**What needs to be done**: Repeat word for word the lines from the one holding "Extract all readable text from this page." through the end, both ends included, and leave out every picture.

>> begin Input material

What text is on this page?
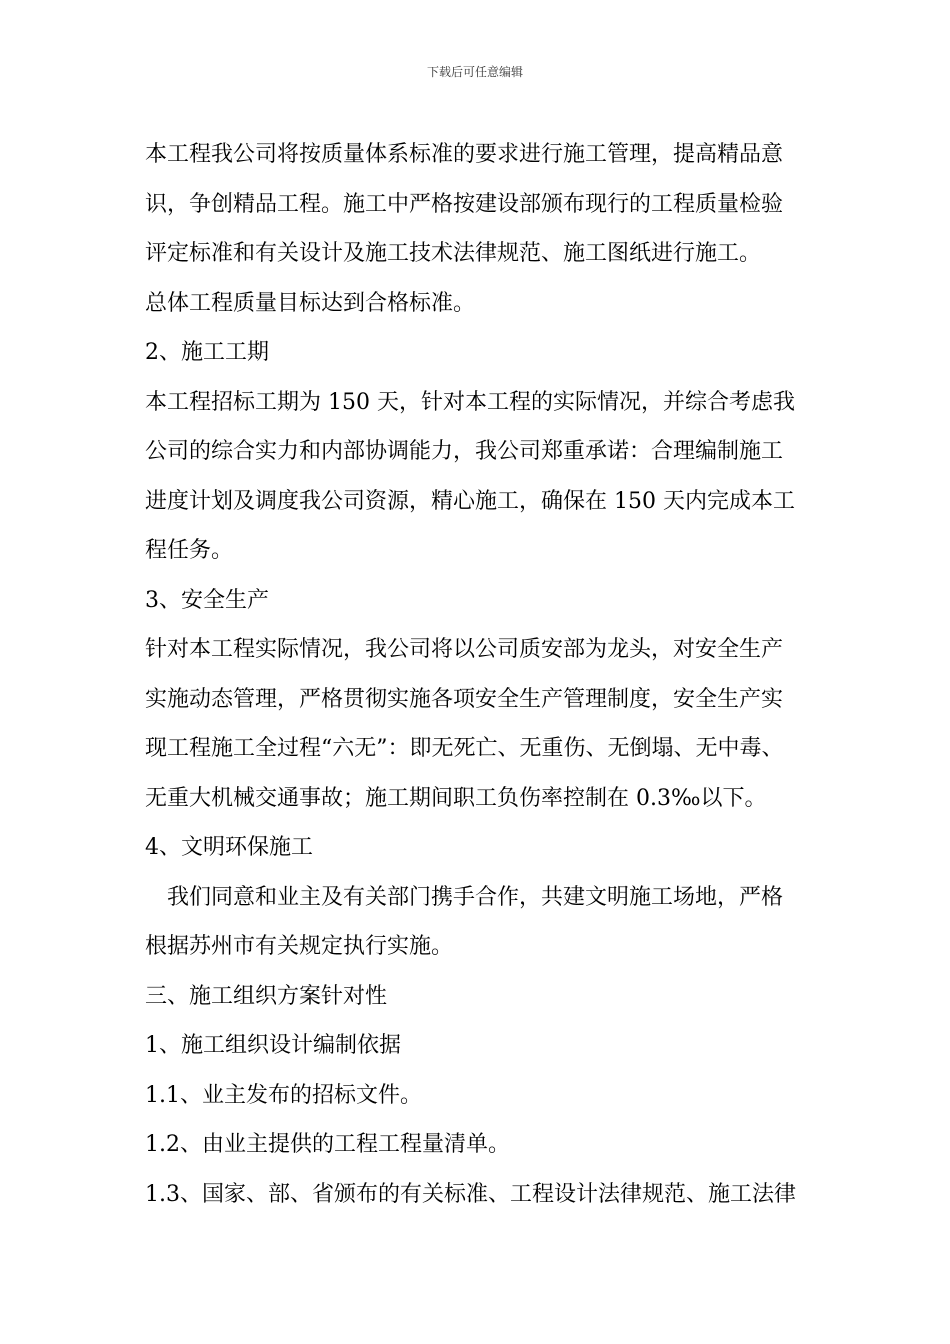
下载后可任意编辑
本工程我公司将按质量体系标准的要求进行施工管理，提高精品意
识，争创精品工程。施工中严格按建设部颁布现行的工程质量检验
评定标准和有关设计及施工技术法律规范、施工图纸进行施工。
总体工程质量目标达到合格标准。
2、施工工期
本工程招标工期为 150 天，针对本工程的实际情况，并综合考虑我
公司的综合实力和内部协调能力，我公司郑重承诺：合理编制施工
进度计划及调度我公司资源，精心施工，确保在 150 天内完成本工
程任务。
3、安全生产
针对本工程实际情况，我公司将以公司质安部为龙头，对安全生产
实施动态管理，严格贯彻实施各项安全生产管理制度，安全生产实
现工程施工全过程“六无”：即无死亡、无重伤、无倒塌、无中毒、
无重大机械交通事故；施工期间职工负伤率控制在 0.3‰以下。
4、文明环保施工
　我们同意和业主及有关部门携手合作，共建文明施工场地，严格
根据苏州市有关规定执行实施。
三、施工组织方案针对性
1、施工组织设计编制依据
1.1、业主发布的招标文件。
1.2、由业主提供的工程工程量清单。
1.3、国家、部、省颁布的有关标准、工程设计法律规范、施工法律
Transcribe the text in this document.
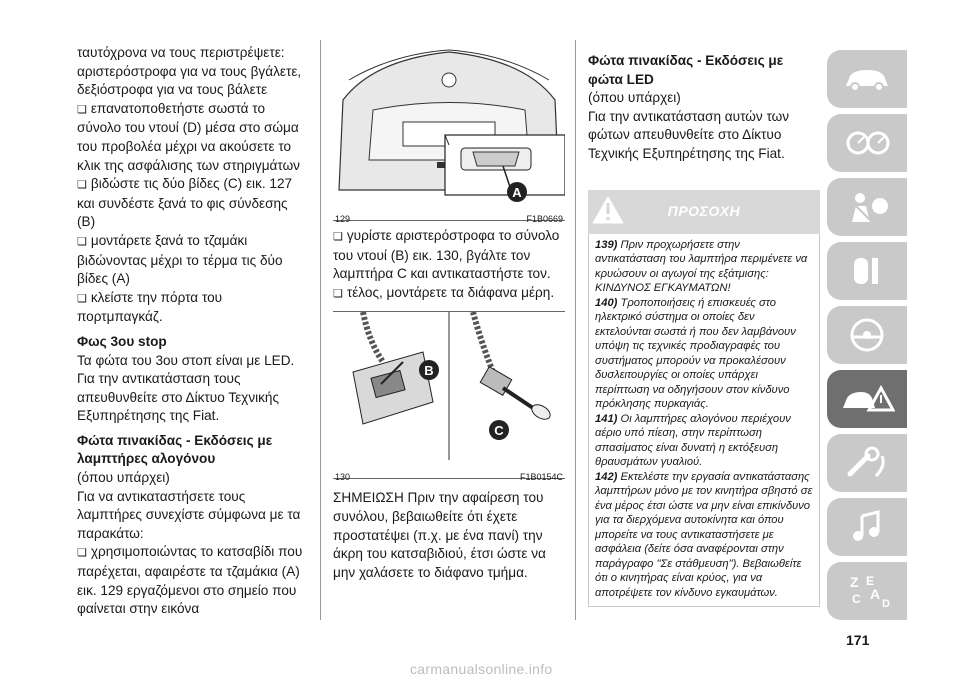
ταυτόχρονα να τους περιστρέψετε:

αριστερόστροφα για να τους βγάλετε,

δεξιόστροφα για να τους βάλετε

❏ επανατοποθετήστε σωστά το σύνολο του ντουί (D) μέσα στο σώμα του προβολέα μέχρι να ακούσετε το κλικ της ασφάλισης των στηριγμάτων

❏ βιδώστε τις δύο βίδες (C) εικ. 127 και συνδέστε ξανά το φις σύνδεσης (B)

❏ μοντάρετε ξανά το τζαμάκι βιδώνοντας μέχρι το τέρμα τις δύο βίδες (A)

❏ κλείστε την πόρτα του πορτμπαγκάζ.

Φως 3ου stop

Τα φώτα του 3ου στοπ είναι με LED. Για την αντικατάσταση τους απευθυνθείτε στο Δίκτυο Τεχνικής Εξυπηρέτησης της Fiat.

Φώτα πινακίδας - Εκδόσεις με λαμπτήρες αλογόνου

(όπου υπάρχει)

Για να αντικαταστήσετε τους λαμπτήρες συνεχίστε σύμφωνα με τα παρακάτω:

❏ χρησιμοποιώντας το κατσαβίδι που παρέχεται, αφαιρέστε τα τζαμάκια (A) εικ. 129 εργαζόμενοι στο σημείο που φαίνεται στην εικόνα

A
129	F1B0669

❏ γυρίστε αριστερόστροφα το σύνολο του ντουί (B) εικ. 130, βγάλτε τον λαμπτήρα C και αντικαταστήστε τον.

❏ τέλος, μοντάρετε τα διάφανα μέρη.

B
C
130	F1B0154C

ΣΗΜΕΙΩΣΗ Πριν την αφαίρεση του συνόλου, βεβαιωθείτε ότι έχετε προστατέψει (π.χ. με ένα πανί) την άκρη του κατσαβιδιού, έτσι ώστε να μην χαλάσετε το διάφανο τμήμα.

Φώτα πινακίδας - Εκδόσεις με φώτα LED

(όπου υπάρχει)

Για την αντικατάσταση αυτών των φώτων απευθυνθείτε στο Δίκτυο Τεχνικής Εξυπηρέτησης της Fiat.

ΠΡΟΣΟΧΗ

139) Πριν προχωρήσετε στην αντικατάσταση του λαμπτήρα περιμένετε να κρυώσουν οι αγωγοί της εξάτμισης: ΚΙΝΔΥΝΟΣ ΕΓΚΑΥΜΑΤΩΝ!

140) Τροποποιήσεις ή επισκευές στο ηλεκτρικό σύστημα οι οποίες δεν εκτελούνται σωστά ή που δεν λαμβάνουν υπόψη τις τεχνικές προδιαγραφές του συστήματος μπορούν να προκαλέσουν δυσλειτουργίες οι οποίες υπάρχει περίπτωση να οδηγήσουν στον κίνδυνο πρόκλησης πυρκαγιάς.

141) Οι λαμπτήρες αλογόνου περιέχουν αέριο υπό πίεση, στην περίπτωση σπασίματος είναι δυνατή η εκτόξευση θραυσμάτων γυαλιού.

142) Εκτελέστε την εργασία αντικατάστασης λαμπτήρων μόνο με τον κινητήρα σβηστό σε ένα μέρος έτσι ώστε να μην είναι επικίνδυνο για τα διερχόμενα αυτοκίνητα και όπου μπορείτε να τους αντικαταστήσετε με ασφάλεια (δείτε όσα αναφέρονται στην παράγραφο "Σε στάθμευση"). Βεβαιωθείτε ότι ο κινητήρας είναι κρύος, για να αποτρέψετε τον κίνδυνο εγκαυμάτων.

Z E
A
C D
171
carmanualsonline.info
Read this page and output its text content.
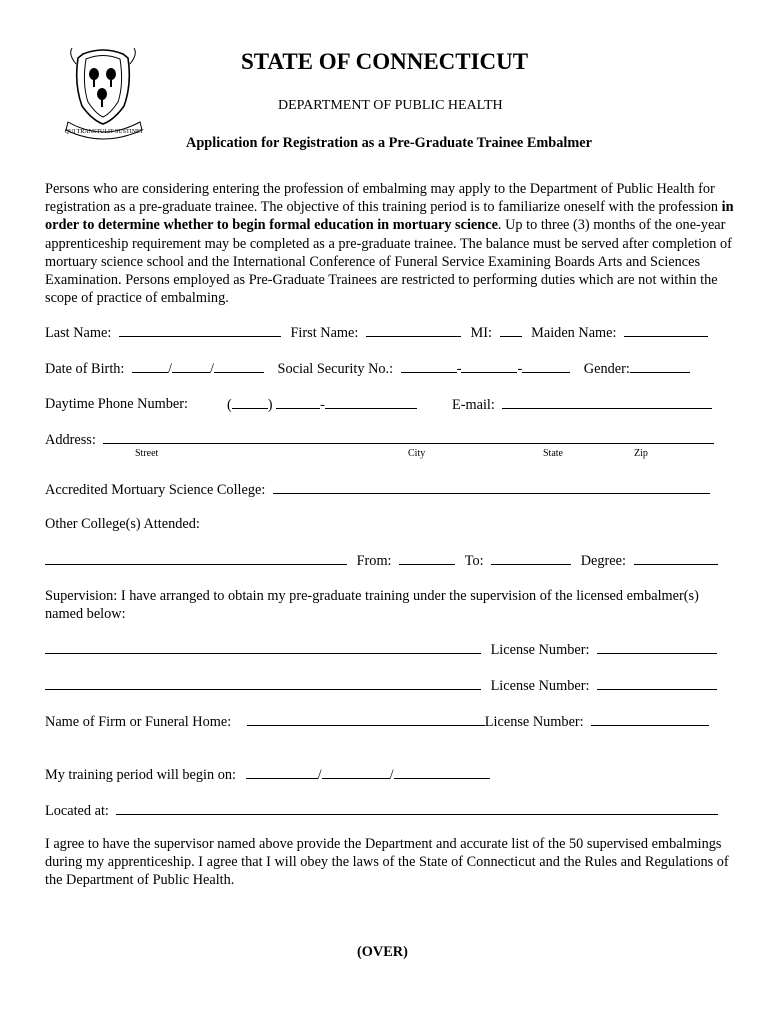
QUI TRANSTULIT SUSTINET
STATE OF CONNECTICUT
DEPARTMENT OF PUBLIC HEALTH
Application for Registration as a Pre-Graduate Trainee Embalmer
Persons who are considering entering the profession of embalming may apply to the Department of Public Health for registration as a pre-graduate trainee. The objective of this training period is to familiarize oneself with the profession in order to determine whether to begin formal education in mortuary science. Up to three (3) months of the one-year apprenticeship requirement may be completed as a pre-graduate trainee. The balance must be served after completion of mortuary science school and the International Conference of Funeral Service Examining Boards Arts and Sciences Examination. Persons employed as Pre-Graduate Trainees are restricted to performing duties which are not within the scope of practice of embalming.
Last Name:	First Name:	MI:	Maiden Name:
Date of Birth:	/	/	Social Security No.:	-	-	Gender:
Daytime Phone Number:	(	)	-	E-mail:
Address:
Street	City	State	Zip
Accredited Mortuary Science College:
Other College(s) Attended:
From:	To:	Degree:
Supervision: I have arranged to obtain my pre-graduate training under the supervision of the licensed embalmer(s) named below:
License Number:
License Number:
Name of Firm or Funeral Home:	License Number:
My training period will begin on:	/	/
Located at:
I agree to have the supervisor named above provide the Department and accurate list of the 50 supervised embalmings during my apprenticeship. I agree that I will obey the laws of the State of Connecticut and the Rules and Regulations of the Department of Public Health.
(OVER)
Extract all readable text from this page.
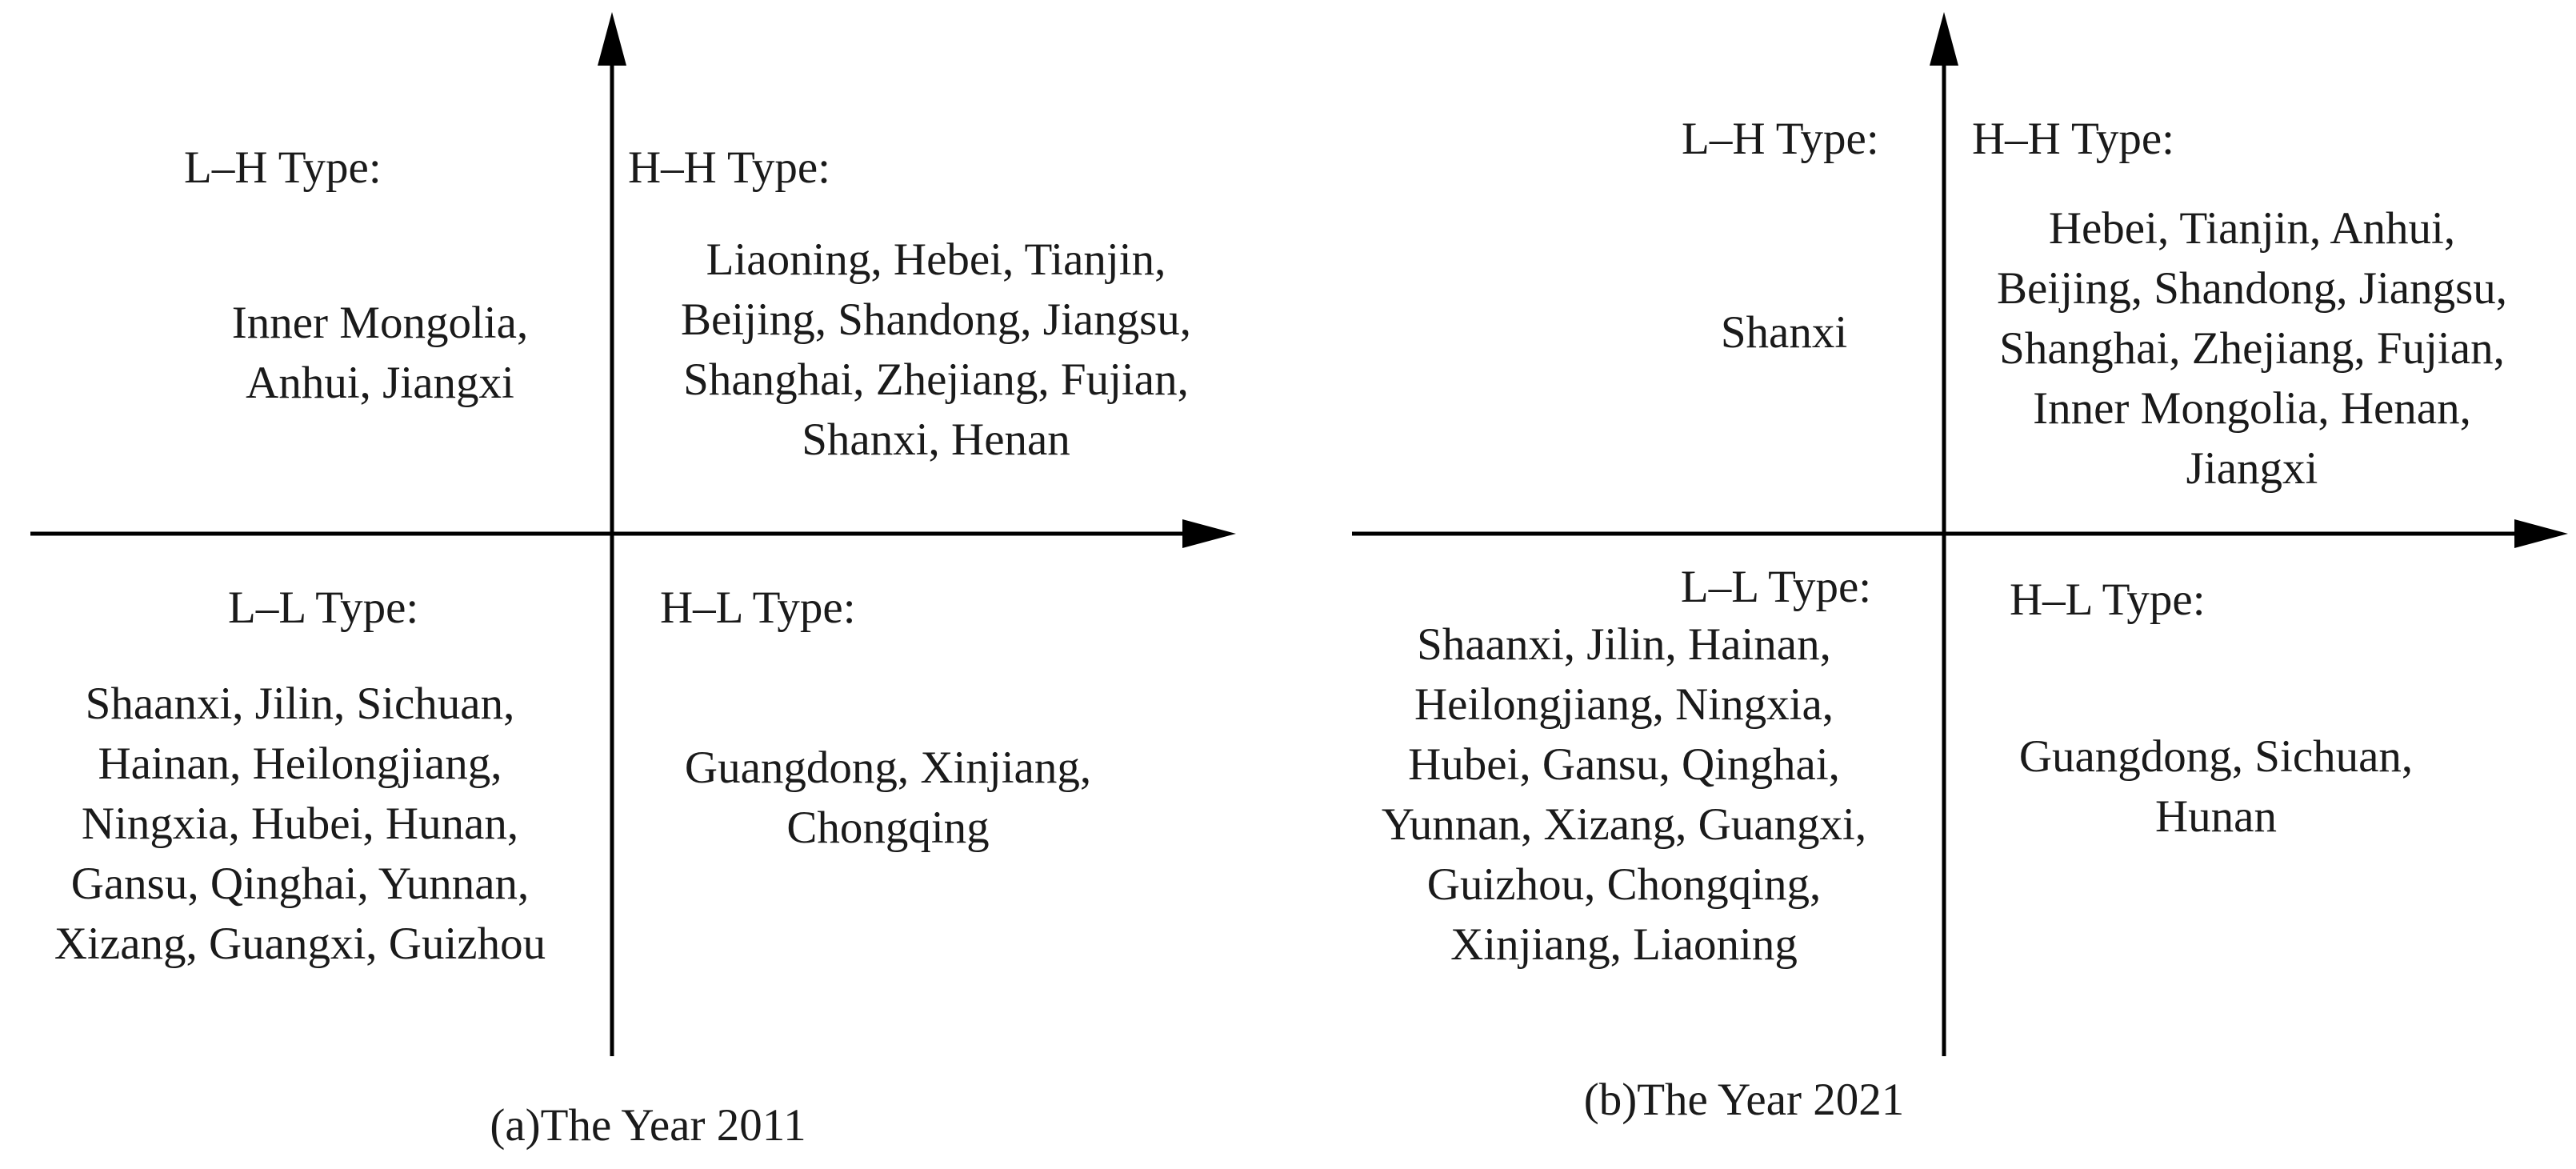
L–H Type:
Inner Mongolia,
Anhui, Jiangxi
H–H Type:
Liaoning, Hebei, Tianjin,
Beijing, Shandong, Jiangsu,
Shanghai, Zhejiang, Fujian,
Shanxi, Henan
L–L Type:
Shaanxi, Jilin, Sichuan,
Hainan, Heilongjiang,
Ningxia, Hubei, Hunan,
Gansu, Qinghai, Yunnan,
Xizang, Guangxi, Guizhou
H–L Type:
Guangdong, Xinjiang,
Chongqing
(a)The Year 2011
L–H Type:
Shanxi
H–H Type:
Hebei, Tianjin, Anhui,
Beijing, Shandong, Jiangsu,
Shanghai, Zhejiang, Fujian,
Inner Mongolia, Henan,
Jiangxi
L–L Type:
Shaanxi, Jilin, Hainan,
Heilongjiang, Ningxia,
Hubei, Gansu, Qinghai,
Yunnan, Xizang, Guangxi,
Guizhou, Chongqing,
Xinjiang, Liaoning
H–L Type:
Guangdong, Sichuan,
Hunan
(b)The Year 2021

>> end Input material

**Solution to the problem**:
Extract all readable text from this page.
L–H Type:
Inner Mongolia,
Anhui, Jiangxi
H–H Type:
Liaoning, Hebei, Tianjin,
Beijing, Shandong, Jiangsu,
Shanghai, Zhejiang, Fujian,
Shanxi, Henan
L–L Type:
Shaanxi, Jilin, Sichuan,
Hainan, Heilongjiang,
Ningxia, Hubei, Hunan,
Gansu, Qinghai, Yunnan,
Xizang, Guangxi, Guizhou
H–L Type:
Guangdong, Xinjiang,
Chongqing
(a)The Year 2011
L–H Type:
Shanxi
H–H Type:
Hebei, Tianjin, Anhui,
Beijing, Shandong, Jiangsu,
Shanghai, Zhejiang, Fujian,
Inner Mongolia, Henan,
Jiangxi
L–L Type:
Shaanxi, Jilin, Hainan,
Heilongjiang, Ningxia,
Hubei, Gansu, Qinghai,
Yunnan, Xizang, Guangxi,
Guizhou, Chongqing,
Xinjiang, Liaoning
H–L Type:
Guangdong, Sichuan,
Hunan
(b)The Year 2021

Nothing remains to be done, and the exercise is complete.